Work through the data below and give the number of lines holding "孩子从出生到现在", nothing more.

+++ DATASET RECORDS

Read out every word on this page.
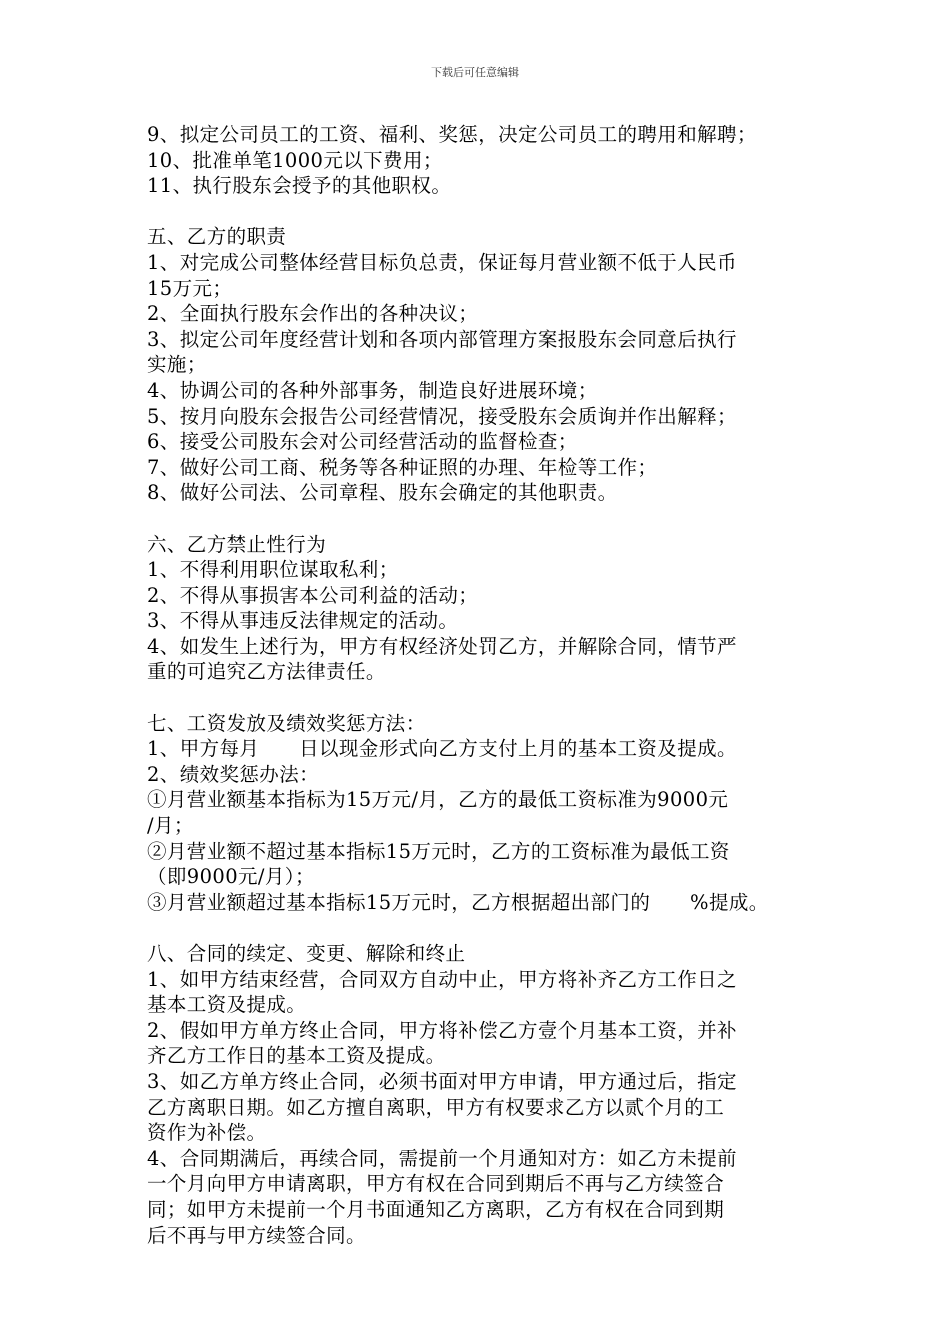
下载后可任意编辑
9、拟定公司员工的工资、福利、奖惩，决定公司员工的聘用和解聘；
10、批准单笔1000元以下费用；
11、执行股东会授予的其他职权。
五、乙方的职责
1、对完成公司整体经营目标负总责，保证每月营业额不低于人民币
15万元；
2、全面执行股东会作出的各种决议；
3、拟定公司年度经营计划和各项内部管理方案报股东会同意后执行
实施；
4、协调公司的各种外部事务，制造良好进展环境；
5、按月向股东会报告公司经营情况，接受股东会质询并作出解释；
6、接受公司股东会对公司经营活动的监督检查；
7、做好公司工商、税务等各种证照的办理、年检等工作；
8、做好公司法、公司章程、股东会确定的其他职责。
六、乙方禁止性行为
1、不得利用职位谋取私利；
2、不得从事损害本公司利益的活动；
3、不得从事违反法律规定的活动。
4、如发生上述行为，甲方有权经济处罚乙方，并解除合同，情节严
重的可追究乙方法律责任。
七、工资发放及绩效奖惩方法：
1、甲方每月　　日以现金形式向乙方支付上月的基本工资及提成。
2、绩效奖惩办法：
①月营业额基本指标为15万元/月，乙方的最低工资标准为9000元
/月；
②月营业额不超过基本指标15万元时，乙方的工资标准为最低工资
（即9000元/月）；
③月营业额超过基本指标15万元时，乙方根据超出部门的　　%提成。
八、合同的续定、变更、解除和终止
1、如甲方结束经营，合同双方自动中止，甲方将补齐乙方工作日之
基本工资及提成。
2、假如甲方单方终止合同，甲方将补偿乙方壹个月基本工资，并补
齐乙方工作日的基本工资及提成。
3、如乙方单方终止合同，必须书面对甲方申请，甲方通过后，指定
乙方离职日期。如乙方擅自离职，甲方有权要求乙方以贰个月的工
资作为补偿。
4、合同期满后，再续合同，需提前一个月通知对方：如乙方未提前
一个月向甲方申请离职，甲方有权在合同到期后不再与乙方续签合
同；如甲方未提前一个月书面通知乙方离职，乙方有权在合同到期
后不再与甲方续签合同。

++++++
+++ DATASET RECORDS

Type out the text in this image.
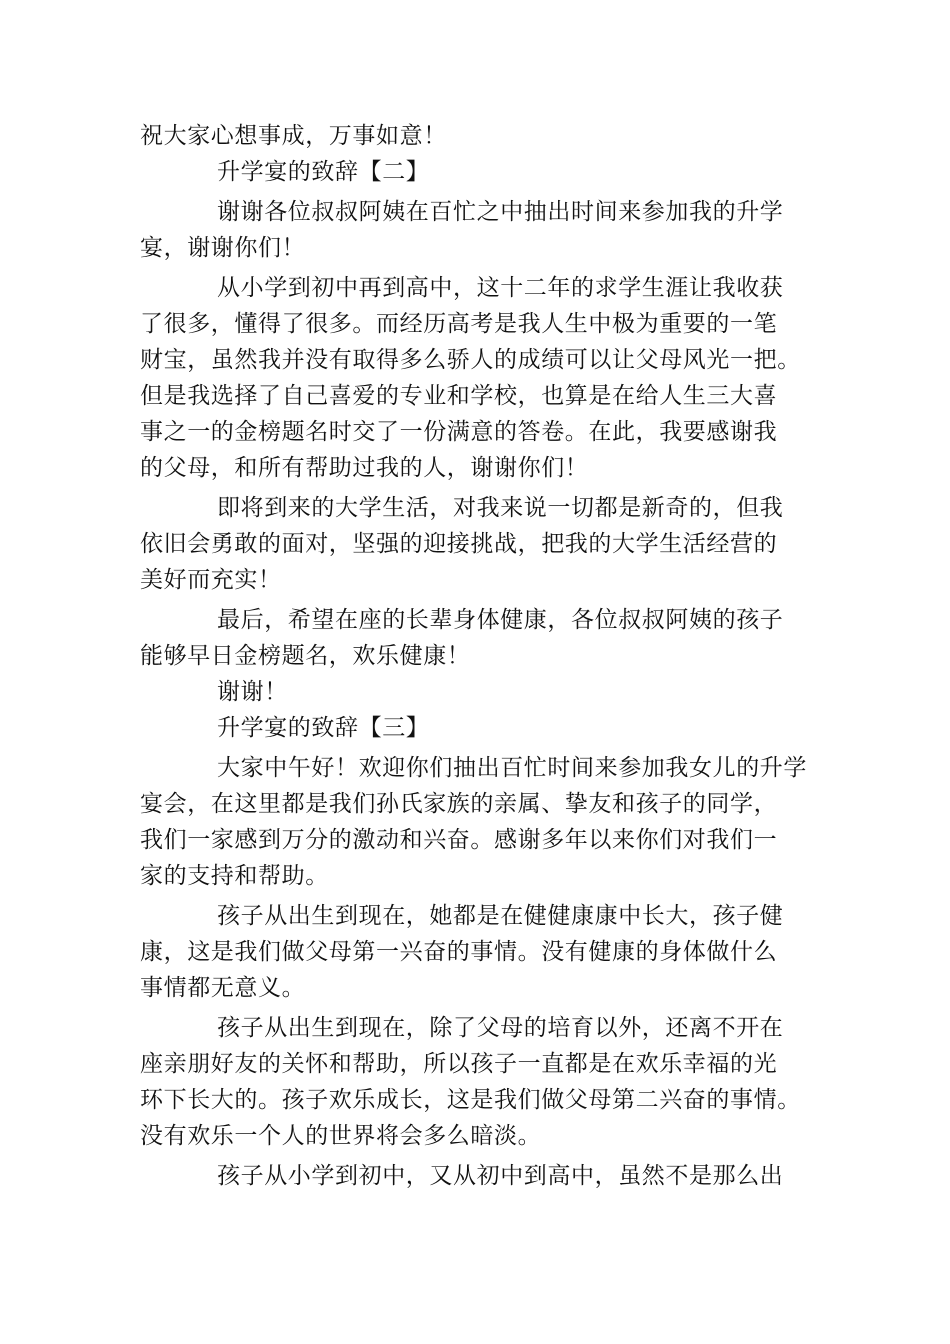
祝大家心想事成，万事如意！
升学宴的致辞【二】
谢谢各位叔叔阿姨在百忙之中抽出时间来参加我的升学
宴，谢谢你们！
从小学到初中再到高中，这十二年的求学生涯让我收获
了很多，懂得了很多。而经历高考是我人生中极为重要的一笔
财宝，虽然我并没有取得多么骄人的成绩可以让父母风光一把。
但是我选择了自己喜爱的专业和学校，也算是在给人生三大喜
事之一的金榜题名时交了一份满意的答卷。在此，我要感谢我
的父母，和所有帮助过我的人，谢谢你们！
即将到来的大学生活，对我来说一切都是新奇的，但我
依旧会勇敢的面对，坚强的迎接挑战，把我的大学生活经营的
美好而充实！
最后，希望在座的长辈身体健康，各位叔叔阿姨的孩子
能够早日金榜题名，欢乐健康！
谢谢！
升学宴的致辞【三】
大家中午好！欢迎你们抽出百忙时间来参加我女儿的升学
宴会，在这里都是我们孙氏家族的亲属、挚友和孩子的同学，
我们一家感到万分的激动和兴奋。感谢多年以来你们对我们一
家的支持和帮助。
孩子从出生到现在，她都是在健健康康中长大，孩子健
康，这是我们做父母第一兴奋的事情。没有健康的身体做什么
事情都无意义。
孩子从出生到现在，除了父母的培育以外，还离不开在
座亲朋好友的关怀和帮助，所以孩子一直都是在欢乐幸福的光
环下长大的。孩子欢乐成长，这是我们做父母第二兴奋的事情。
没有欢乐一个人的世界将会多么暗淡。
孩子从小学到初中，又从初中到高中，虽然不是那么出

++++++

● **EXERCISE ANSWER**: 2